In the entries that follow, how many lines contain the word "Buscar"? Answer with the number only.

━━━━━━━━━━━━━━━━━━━━

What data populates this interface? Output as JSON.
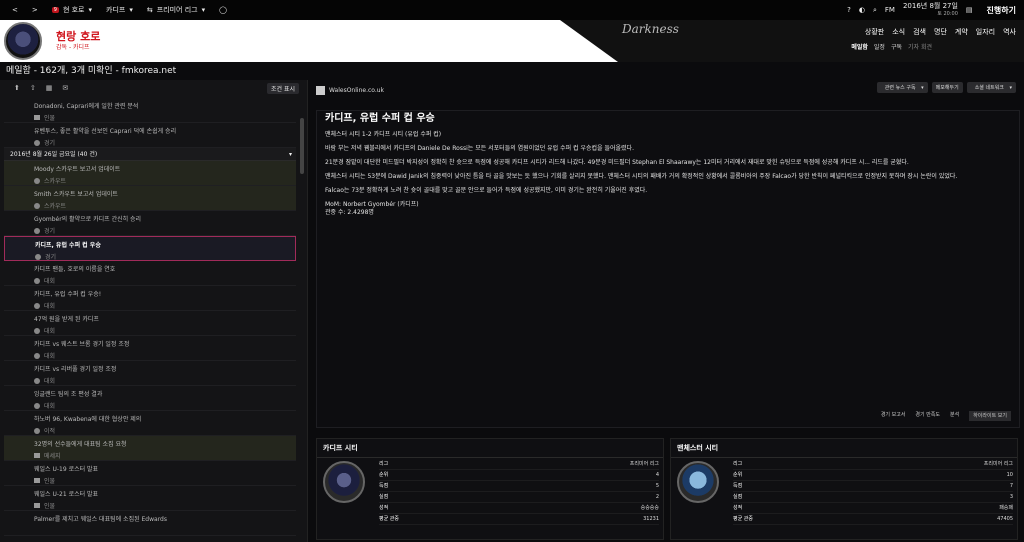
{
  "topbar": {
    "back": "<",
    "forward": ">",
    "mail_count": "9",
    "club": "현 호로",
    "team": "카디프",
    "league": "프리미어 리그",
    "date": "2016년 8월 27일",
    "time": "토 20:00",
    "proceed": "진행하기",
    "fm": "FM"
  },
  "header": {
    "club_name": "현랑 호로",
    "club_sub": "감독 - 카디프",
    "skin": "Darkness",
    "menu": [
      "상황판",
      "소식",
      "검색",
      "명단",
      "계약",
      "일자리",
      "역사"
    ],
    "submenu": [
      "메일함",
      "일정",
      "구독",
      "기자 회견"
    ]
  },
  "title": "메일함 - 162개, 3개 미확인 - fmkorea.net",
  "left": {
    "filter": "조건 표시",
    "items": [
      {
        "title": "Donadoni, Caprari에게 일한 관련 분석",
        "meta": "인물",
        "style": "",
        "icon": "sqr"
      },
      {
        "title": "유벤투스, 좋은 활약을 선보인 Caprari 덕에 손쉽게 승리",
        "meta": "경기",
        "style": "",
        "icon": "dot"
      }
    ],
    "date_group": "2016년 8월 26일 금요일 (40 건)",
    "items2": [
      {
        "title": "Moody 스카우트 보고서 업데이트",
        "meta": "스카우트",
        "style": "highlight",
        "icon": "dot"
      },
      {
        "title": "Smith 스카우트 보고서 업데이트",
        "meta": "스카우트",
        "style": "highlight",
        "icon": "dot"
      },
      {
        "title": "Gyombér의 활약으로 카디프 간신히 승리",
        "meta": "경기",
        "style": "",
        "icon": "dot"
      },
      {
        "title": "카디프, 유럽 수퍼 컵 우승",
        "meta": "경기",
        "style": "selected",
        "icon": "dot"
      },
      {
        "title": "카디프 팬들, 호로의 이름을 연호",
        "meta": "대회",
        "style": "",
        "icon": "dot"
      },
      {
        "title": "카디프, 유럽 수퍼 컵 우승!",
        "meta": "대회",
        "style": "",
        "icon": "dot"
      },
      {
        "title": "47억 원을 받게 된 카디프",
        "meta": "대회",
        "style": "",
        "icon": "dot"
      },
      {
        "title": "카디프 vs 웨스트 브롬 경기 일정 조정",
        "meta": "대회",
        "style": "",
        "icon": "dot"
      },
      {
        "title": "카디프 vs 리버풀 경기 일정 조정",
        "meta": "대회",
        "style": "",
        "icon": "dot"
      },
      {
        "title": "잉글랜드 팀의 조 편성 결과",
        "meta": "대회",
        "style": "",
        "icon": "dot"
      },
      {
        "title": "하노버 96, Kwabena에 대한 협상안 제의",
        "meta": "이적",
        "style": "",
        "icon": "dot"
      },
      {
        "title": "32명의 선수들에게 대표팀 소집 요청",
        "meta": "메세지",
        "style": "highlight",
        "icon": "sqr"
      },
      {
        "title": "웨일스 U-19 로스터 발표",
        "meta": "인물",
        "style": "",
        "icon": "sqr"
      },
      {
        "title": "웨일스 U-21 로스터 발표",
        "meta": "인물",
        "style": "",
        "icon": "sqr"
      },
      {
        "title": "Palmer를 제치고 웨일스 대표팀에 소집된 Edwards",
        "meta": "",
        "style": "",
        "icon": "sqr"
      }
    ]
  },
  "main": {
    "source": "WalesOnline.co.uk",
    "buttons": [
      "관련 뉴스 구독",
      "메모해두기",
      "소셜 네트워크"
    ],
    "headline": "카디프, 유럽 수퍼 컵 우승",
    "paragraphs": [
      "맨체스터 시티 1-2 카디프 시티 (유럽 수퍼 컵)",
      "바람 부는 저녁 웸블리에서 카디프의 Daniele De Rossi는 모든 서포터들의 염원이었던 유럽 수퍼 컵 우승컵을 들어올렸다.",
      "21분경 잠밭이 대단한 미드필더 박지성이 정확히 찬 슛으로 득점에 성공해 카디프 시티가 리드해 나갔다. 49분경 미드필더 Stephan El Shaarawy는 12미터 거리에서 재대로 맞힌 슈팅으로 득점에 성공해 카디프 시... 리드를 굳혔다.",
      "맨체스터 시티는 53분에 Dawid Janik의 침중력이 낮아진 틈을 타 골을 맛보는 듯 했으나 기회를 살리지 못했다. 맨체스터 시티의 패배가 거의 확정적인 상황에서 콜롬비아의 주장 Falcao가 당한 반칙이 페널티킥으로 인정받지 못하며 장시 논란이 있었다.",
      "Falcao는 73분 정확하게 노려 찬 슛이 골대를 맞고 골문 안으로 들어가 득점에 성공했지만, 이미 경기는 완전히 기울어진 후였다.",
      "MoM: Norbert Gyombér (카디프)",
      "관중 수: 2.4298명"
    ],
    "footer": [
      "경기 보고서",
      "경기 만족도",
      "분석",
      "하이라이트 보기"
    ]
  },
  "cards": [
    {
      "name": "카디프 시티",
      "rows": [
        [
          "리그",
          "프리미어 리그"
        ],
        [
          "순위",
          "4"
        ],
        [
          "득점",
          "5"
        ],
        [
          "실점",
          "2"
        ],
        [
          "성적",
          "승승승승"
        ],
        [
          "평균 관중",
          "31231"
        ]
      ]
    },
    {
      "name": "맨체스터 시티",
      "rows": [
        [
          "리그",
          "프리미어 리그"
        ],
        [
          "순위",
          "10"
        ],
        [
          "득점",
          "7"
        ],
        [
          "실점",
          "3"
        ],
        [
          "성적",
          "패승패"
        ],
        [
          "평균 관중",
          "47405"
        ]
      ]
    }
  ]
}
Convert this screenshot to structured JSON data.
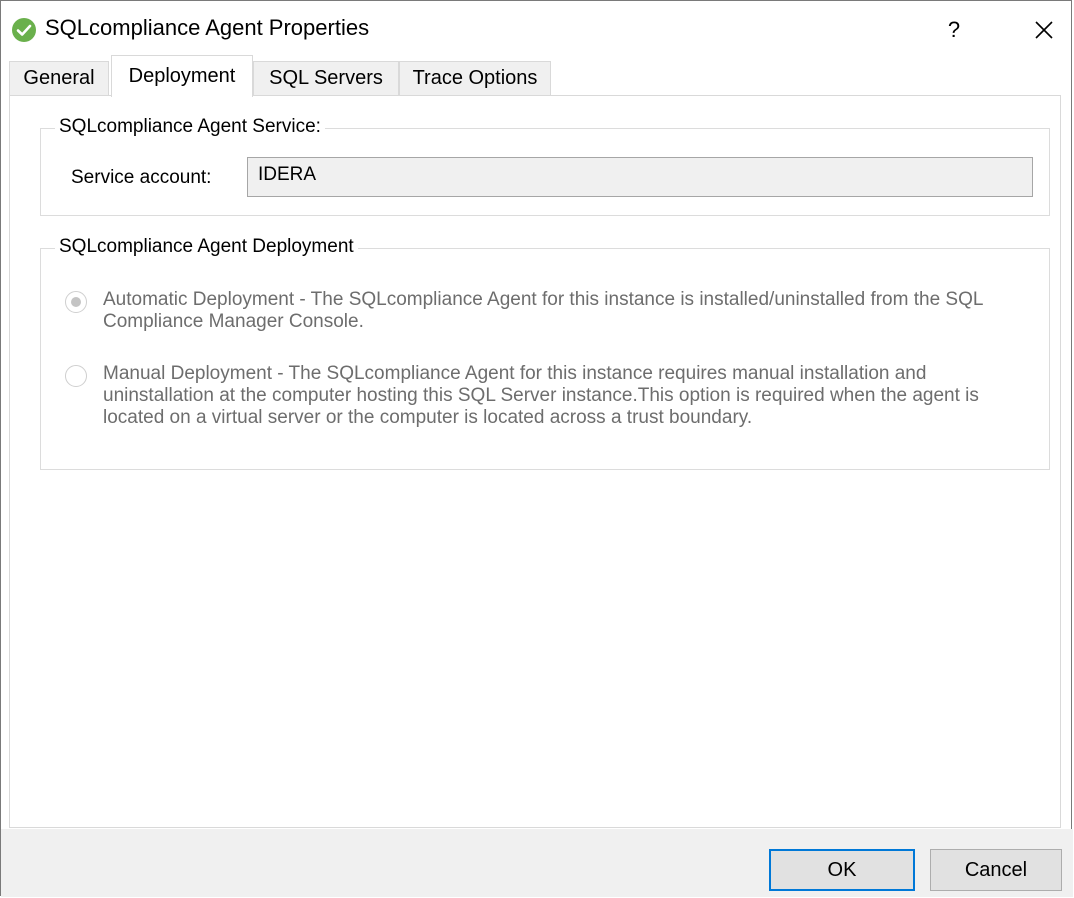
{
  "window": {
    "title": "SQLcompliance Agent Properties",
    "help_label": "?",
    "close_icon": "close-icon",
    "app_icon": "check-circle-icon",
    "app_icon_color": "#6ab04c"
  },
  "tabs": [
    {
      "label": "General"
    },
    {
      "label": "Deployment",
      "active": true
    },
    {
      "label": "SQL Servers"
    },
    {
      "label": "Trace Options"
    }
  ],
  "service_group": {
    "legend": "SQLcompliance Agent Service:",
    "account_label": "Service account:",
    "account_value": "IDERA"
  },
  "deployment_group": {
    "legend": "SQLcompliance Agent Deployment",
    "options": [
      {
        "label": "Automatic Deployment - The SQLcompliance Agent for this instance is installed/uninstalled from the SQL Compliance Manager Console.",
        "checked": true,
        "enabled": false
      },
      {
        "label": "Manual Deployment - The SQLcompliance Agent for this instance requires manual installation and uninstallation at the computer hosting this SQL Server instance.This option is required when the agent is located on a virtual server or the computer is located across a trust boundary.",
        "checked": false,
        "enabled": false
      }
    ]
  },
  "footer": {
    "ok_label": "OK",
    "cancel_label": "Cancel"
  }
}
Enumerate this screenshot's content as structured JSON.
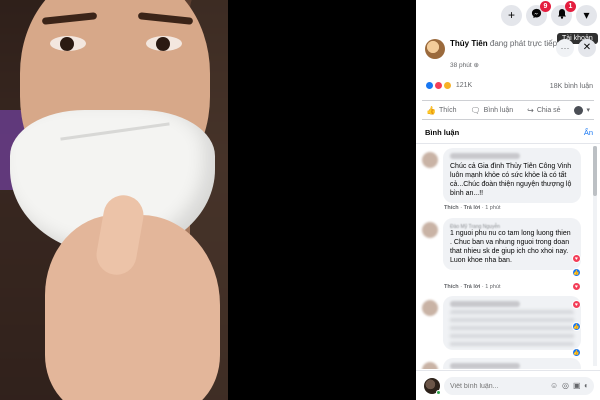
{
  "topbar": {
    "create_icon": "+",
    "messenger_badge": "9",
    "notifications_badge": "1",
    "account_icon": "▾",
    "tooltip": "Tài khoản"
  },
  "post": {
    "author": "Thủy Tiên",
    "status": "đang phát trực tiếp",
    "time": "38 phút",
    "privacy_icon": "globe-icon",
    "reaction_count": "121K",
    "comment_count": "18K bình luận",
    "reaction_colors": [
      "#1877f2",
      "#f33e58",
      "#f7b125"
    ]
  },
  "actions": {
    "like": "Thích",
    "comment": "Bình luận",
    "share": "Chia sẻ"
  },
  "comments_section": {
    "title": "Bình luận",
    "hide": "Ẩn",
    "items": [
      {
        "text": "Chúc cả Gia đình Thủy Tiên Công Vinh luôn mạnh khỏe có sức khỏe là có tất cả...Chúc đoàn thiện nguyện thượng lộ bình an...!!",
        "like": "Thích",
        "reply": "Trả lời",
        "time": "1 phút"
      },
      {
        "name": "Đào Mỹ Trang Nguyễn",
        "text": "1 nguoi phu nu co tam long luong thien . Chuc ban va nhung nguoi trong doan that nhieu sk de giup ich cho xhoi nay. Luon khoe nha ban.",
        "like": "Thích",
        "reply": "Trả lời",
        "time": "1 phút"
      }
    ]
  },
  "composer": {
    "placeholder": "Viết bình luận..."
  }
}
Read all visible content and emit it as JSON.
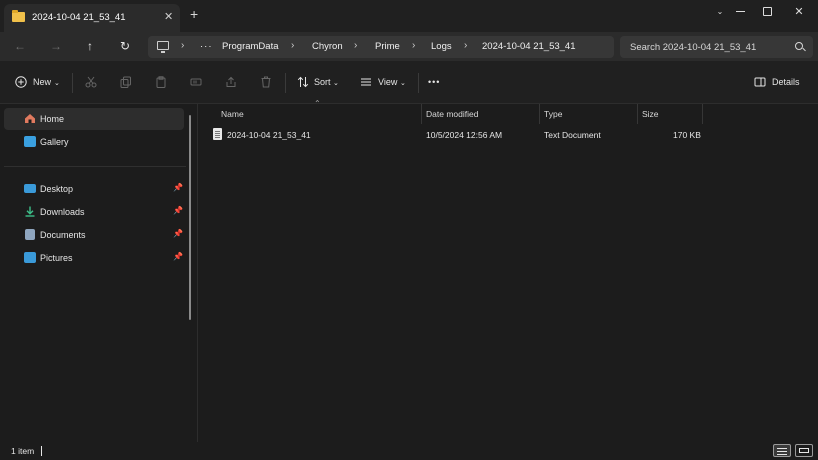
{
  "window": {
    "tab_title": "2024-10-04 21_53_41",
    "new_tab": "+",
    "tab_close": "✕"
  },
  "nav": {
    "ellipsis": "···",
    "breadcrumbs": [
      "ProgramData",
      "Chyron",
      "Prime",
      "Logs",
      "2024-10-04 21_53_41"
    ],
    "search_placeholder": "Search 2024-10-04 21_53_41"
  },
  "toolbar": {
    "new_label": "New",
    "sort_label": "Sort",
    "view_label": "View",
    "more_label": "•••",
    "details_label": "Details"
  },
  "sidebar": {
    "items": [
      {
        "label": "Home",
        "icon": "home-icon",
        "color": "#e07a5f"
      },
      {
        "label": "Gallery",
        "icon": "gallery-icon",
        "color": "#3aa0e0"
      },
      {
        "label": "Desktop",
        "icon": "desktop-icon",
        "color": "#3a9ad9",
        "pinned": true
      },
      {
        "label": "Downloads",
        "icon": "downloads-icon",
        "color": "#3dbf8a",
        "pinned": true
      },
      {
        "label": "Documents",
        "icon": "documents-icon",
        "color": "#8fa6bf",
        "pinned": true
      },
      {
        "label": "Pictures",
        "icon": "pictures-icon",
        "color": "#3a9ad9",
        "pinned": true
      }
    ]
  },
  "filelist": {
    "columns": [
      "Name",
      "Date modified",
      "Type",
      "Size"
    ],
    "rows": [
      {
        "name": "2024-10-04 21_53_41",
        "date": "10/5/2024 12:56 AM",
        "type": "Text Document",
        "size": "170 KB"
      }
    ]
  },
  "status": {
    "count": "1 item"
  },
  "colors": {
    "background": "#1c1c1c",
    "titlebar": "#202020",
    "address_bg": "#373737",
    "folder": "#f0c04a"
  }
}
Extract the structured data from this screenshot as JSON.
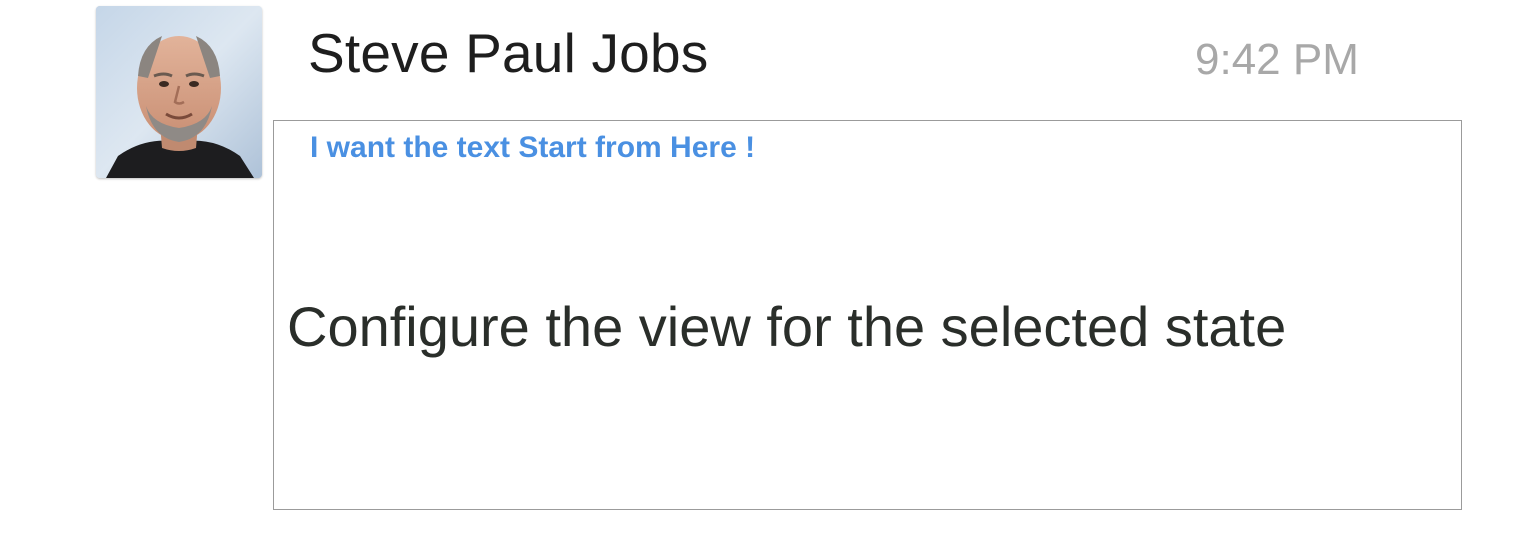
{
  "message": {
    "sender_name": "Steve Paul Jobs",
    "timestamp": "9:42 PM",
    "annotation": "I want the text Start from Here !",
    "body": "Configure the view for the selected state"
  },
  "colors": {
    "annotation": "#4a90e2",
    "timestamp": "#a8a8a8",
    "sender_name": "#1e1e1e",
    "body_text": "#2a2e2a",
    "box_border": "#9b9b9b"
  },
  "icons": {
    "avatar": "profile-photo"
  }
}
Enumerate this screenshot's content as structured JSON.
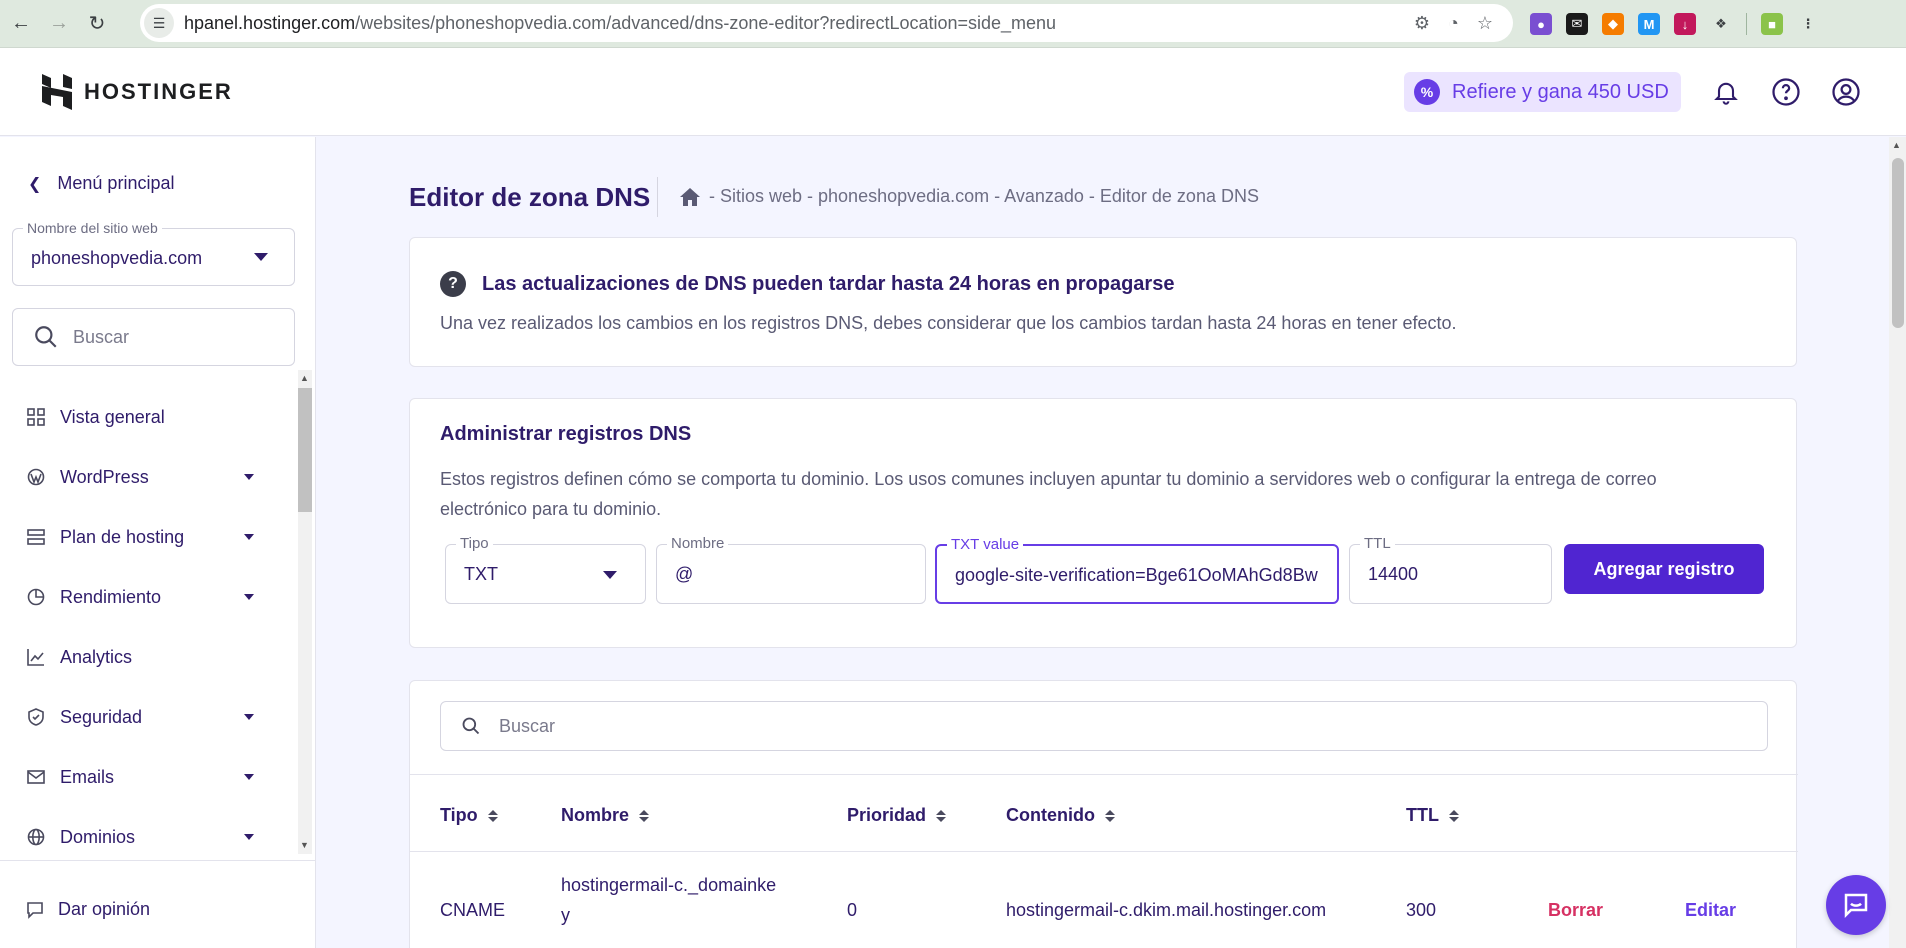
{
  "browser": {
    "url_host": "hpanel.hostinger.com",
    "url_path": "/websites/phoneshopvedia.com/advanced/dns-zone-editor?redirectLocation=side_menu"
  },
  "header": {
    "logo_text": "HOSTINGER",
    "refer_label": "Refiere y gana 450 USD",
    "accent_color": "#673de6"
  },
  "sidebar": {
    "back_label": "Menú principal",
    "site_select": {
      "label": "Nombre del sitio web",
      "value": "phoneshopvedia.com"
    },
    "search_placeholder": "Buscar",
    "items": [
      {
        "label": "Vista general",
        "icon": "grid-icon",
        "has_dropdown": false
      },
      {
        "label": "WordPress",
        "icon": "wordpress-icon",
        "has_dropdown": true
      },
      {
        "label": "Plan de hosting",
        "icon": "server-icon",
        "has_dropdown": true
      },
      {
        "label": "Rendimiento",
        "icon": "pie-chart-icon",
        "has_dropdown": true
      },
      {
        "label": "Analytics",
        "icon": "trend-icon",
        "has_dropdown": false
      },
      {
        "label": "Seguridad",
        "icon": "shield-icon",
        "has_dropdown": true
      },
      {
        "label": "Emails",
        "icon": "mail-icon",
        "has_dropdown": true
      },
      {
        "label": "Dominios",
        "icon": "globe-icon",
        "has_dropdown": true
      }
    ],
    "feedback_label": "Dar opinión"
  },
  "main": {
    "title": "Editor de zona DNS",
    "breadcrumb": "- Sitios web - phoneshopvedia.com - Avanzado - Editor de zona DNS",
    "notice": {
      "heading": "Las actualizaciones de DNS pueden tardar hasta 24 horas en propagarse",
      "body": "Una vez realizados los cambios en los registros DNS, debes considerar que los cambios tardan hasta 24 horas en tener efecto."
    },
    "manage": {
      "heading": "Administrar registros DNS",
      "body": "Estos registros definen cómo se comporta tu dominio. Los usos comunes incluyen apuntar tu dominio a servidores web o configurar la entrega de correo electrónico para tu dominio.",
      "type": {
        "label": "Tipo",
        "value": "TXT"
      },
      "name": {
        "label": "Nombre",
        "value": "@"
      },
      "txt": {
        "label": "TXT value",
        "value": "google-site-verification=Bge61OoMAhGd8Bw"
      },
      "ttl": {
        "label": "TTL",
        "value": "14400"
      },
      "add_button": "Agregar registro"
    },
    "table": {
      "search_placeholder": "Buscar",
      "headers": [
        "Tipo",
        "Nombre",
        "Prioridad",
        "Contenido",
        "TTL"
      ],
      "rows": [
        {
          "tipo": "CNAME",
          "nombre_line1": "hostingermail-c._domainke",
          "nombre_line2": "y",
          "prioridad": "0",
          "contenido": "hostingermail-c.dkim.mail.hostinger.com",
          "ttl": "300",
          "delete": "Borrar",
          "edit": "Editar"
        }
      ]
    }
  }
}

━━━━━━━━━━━━━━━━━━━━

The completed task
2